§ Exercise materials
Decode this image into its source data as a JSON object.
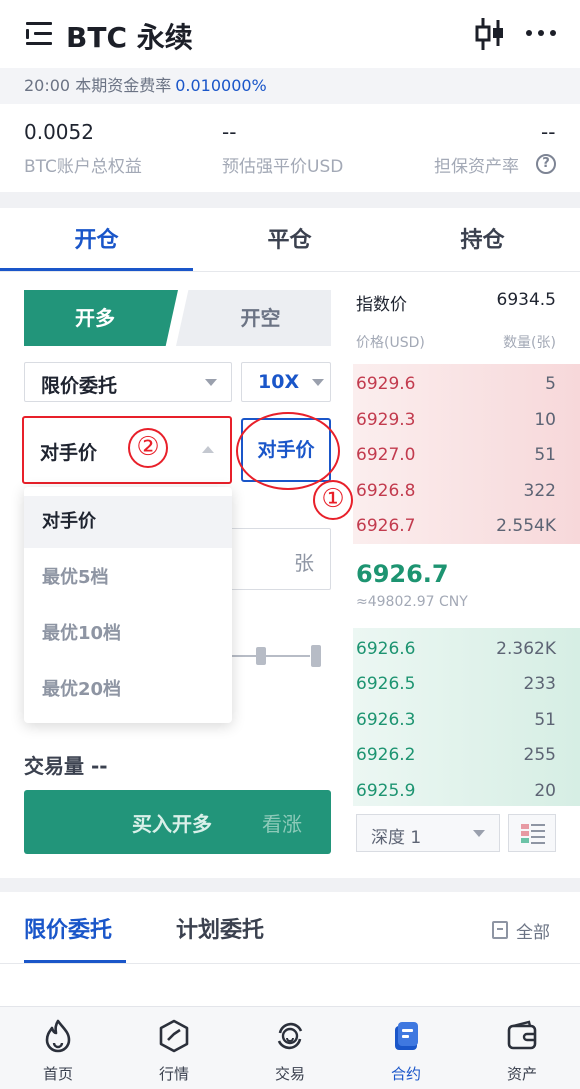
{
  "header": {
    "title": "BTC 永续",
    "menu_icon": "list-menu-icon",
    "chart_icon": "candlestick-icon",
    "more_icon": "more-dots-icon"
  },
  "funding": {
    "label": "20:00 本期资金费率",
    "rate": "0.010000%"
  },
  "stats": [
    {
      "value": "0.0052",
      "label": "BTC账户总权益"
    },
    {
      "value": "--",
      "label": "预估强平价USD"
    },
    {
      "value": "--",
      "label": "担保资产率"
    }
  ],
  "main_tabs": [
    "开仓",
    "平仓",
    "持仓"
  ],
  "side": {
    "long": "开多",
    "short": "开空"
  },
  "order_type": "限价委托",
  "leverage": "10X",
  "price_type": "对手价",
  "counter_button": "对手价",
  "annotations": {
    "one": "①",
    "two": "②"
  },
  "dropdown": [
    "对手价",
    "最优5档",
    "最优10档",
    "最优20档"
  ],
  "quantity_unit": "张",
  "volume": "交易量 --",
  "buy": {
    "main": "买入开多",
    "sub": "看涨"
  },
  "orderbook": {
    "index_label": "指数价",
    "index_value": "6934.5",
    "price_header": "价格(USD)",
    "qty_header": "数量(张)",
    "asks": [
      {
        "price": "6929.6",
        "qty": "5"
      },
      {
        "price": "6929.3",
        "qty": "10"
      },
      {
        "price": "6927.0",
        "qty": "51"
      },
      {
        "price": "6926.8",
        "qty": "322"
      },
      {
        "price": "6926.7",
        "qty": "2.554K"
      }
    ],
    "last": "6926.7",
    "cny": "≈49802.97 CNY",
    "bids": [
      {
        "price": "6926.6",
        "qty": "2.362K"
      },
      {
        "price": "6926.5",
        "qty": "233"
      },
      {
        "price": "6926.3",
        "qty": "51"
      },
      {
        "price": "6926.2",
        "qty": "255"
      },
      {
        "price": "6925.9",
        "qty": "20"
      }
    ],
    "depth": "深度 1"
  },
  "order_tabs": [
    "限价委托",
    "计划委托"
  ],
  "all_label": "全部",
  "nav": [
    {
      "label": "首页",
      "icon": "home-flame-icon"
    },
    {
      "label": "行情",
      "icon": "market-icon"
    },
    {
      "label": "交易",
      "icon": "trade-icon"
    },
    {
      "label": "合约",
      "icon": "contract-icon"
    },
    {
      "label": "资产",
      "icon": "wallet-icon"
    }
  ],
  "colors": {
    "accent": "#1a56c9",
    "buy": "#22957a",
    "sell": "#c23b4e",
    "annotation": "#e8202a"
  }
}
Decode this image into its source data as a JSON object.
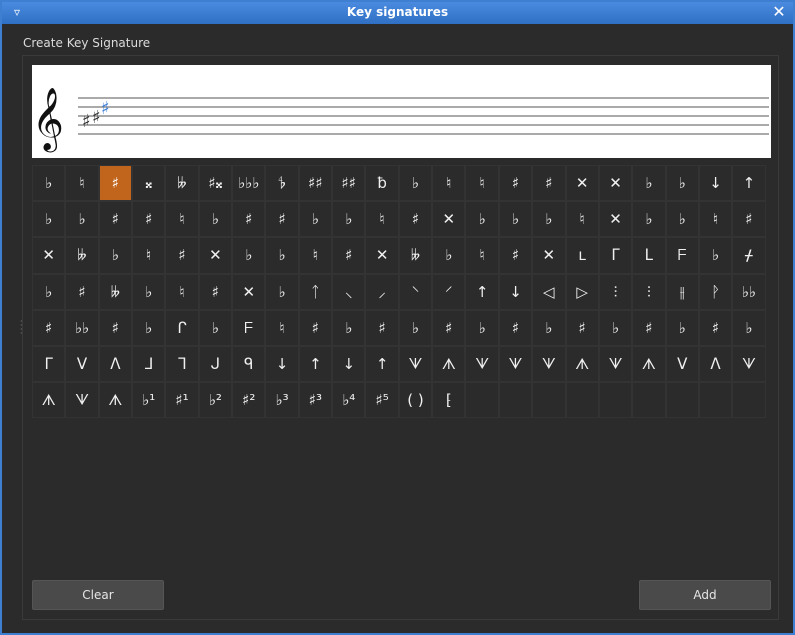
{
  "window": {
    "title": "Key signatures",
    "menu_icon": "▿",
    "close_icon": "✕"
  },
  "header": {
    "label": "Create Key Signature"
  },
  "staff": {
    "clef": "𝄞",
    "accidentals": [
      "♯",
      "♯",
      "♯"
    ]
  },
  "palette": {
    "selected_index": 2,
    "cells": [
      "♭",
      "♮",
      "♯",
      "𝄪",
      "𝄫",
      "♯𝄪",
      "♭♭♭",
      "𝄳",
      "♯♯",
      "♯♯",
      "ƀ",
      "♭",
      "♮",
      "♮",
      "♯",
      "♯",
      "✕",
      "✕",
      "♭",
      "♭",
      "↓",
      "↑",
      "♭",
      "♭",
      "♯",
      "♯",
      "♮",
      "♭",
      "♯",
      "♯",
      "♭",
      "♭",
      "♮",
      "♯",
      "✕",
      "♭",
      "♭",
      "♭",
      "♮",
      "✕",
      "♭",
      "♭",
      "♮",
      "♯",
      "✕",
      "𝄫",
      "♭",
      "♮",
      "♯",
      "✕",
      "♭",
      "♭",
      "♮",
      "♯",
      "✕",
      "𝄫",
      "♭",
      "♮",
      "♯",
      "✕",
      "ʟ",
      "ᒥ",
      "ᒪ",
      "ᖴ",
      "♭",
      "ᚋ",
      "♭",
      "♯",
      "𝄫",
      "♭",
      "♮",
      "♯",
      "✕",
      "♭",
      "ᛏ",
      "⸜",
      "⸝",
      "⸌",
      "⸍",
      "↑",
      "↓",
      "◁",
      "▷",
      "⫶",
      "⫶",
      "⫲",
      "ᚹ",
      "♭♭",
      "♯",
      "♭♭",
      "♯",
      "♭",
      "ᒋ",
      "♭",
      "ᖴ",
      "♮",
      "♯",
      "♭",
      "♯",
      "♭",
      "♯",
      "♭",
      "♯",
      "♭",
      "♯",
      "♭",
      "♯",
      "♭",
      "♯",
      "♭",
      "ᒥ",
      "ᐯ",
      "ᐱ",
      "ᒧ",
      "ᒣ",
      "ᒍ",
      "ᑫ",
      "↓",
      "↑",
      "↓",
      "↑",
      "ᗐ",
      "ᗑ",
      "ᗐ",
      "ᗐ",
      "ᗐ",
      "ᗑ",
      "ᗐ",
      "ᗑ",
      "ᐯ",
      "ᐱ",
      "ᗐ",
      "ᗑ",
      "ᗐ",
      "ᗑ",
      "♭¹",
      "♯¹",
      "♭²",
      "♯²",
      "♭³",
      "♯³",
      "♭⁴",
      "♯⁵",
      "( )",
      "⁅",
      "",
      "",
      "",
      "",
      "",
      "",
      "",
      "",
      ""
    ]
  },
  "buttons": {
    "clear": "Clear",
    "add": "Add"
  }
}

§ What needs to be done
Working from the material above, transcribe it exactly while omitting pictures.

§ Solved problem
Decode this image into its source data as a JSON object.
{
  "header": {
    "title": "BTC 永续",
    "menu_icon": "list-menu-icon",
    "chart_icon": "candlestick-icon",
    "more_icon": "more-dots-icon"
  },
  "funding": {
    "label": "20:00 本期资金费率",
    "rate": "0.010000%"
  },
  "stats": [
    {
      "value": "0.0052",
      "label": "BTC账户总权益"
    },
    {
      "value": "--",
      "label": "预估强平价USD"
    },
    {
      "value": "--",
      "label": "担保资产率"
    }
  ],
  "main_tabs": [
    "开仓",
    "平仓",
    "持仓"
  ],
  "side": {
    "long": "开多",
    "short": "开空"
  },
  "order_type": "限价委托",
  "leverage": "10X",
  "price_type": "对手价",
  "counter_button": "对手价",
  "annotations": {
    "one": "①",
    "two": "②"
  },
  "dropdown": [
    "对手价",
    "最优5档",
    "最优10档",
    "最优20档"
  ],
  "quantity_unit": "张",
  "volume": "交易量 --",
  "buy": {
    "main": "买入开多",
    "sub": "看涨"
  },
  "orderbook": {
    "index_label": "指数价",
    "index_value": "6934.5",
    "price_header": "价格(USD)",
    "qty_header": "数量(张)",
    "asks": [
      {
        "price": "6929.6",
        "qty": "5"
      },
      {
        "price": "6929.3",
        "qty": "10"
      },
      {
        "price": "6927.0",
        "qty": "51"
      },
      {
        "price": "6926.8",
        "qty": "322"
      },
      {
        "price": "6926.7",
        "qty": "2.554K"
      }
    ],
    "last": "6926.7",
    "cny": "≈49802.97 CNY",
    "bids": [
      {
        "price": "6926.6",
        "qty": "2.362K"
      },
      {
        "price": "6926.5",
        "qty": "233"
      },
      {
        "price": "6926.3",
        "qty": "51"
      },
      {
        "price": "6926.2",
        "qty": "255"
      },
      {
        "price": "6925.9",
        "qty": "20"
      }
    ],
    "depth": "深度 1"
  },
  "order_tabs": [
    "限价委托",
    "计划委托"
  ],
  "all_label": "全部",
  "nav": [
    {
      "label": "首页",
      "icon": "home-flame-icon"
    },
    {
      "label": "行情",
      "icon": "market-icon"
    },
    {
      "label": "交易",
      "icon": "trade-icon"
    },
    {
      "label": "合约",
      "icon": "contract-icon"
    },
    {
      "label": "资产",
      "icon": "wallet-icon"
    }
  ],
  "colors": {
    "accent": "#1a56c9",
    "buy": "#22957a",
    "sell": "#c23b4e",
    "annotation": "#e8202a"
  }
}
Decode this image into its source data as a JSON object.
{
  "window": {
    "title": "Key signatures",
    "menu_icon": "▿",
    "close_icon": "✕"
  },
  "header": {
    "label": "Create Key Signature"
  },
  "staff": {
    "clef": "𝄞",
    "accidentals": [
      "♯",
      "♯",
      "♯"
    ]
  },
  "palette": {
    "selected_index": 2,
    "cells": [
      "♭",
      "♮",
      "♯",
      "𝄪",
      "𝄫",
      "♯𝄪",
      "♭♭♭",
      "𝄳",
      "♯♯",
      "♯♯",
      "ƀ",
      "♭",
      "♮",
      "♮",
      "♯",
      "♯",
      "✕",
      "✕",
      "♭",
      "♭",
      "↓",
      "↑",
      "♭",
      "♭",
      "♯",
      "♯",
      "♮",
      "♭",
      "♯",
      "♯",
      "♭",
      "♭",
      "♮",
      "♯",
      "✕",
      "♭",
      "♭",
      "♭",
      "♮",
      "✕",
      "♭",
      "♭",
      "♮",
      "♯",
      "✕",
      "𝄫",
      "♭",
      "♮",
      "♯",
      "✕",
      "♭",
      "♭",
      "♮",
      "♯",
      "✕",
      "𝄫",
      "♭",
      "♮",
      "♯",
      "✕",
      "ʟ",
      "ᒥ",
      "ᒪ",
      "ᖴ",
      "♭",
      "ᚋ",
      "♭",
      "♯",
      "𝄫",
      "♭",
      "♮",
      "♯",
      "✕",
      "♭",
      "ᛏ",
      "⸜",
      "⸝",
      "⸌",
      "⸍",
      "↑",
      "↓",
      "◁",
      "▷",
      "⫶",
      "⫶",
      "⫲",
      "ᚹ",
      "♭♭",
      "♯",
      "♭♭",
      "♯",
      "♭",
      "ᒋ",
      "♭",
      "ᖴ",
      "♮",
      "♯",
      "♭",
      "♯",
      "♭",
      "♯",
      "♭",
      "♯",
      "♭",
      "♯",
      "♭",
      "♯",
      "♭",
      "♯",
      "♭",
      "ᒥ",
      "ᐯ",
      "ᐱ",
      "ᒧ",
      "ᒣ",
      "ᒍ",
      "ᑫ",
      "↓",
      "↑",
      "↓",
      "↑",
      "ᗐ",
      "ᗑ",
      "ᗐ",
      "ᗐ",
      "ᗐ",
      "ᗑ",
      "ᗐ",
      "ᗑ",
      "ᐯ",
      "ᐱ",
      "ᗐ",
      "ᗑ",
      "ᗐ",
      "ᗑ",
      "♭¹",
      "♯¹",
      "♭²",
      "♯²",
      "♭³",
      "♯³",
      "♭⁴",
      "♯⁵",
      "( )",
      "⁅",
      "",
      "",
      "",
      "",
      "",
      "",
      "",
      "",
      ""
    ]
  },
  "buttons": {
    "clear": "Clear",
    "add": "Add"
  }
}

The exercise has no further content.